Exercise instructions.
Please copy out every line in the records below that includes the word "name".
/---
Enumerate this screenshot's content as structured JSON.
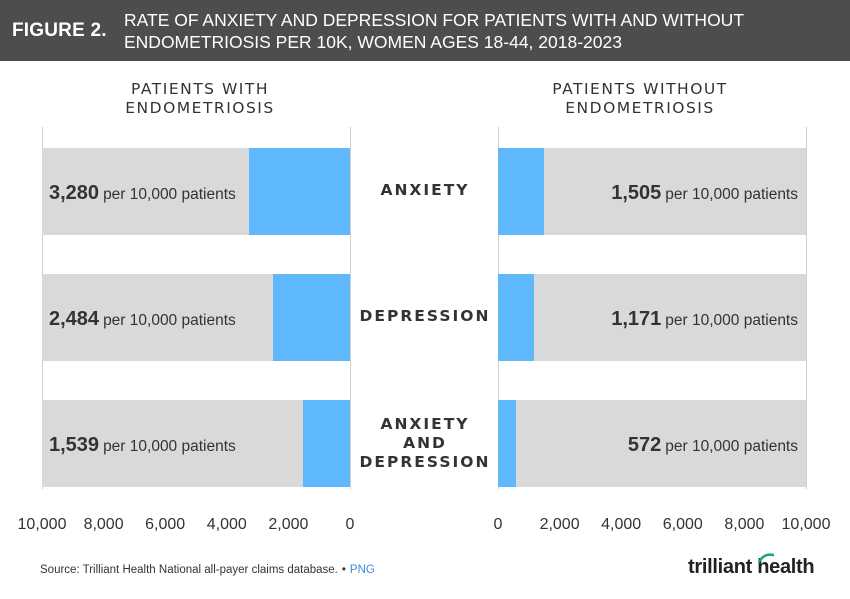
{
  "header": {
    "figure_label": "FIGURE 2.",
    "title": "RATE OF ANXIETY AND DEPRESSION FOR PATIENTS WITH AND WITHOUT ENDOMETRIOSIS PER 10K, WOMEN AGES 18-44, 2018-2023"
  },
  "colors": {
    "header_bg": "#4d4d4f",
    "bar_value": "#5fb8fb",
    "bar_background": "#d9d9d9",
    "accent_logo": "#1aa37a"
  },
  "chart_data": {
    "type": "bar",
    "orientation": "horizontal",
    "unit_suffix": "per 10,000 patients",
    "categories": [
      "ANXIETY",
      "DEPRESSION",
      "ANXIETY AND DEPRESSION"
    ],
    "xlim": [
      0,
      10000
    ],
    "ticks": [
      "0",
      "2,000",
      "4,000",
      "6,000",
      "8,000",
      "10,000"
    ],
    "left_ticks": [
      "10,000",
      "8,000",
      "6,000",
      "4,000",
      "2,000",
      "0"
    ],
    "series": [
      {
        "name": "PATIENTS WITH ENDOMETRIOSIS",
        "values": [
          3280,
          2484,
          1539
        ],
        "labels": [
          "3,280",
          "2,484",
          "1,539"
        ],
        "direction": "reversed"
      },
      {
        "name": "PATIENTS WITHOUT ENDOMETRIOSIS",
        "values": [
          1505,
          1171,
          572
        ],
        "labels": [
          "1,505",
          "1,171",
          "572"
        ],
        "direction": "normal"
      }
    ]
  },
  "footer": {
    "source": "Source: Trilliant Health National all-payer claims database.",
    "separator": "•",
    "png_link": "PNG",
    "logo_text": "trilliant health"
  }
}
\---
Written response.
        "name": "PATIENTS WITH ENDOMETRIOSIS",
        "name": "PATIENTS WITHOUT ENDOMETRIOSIS",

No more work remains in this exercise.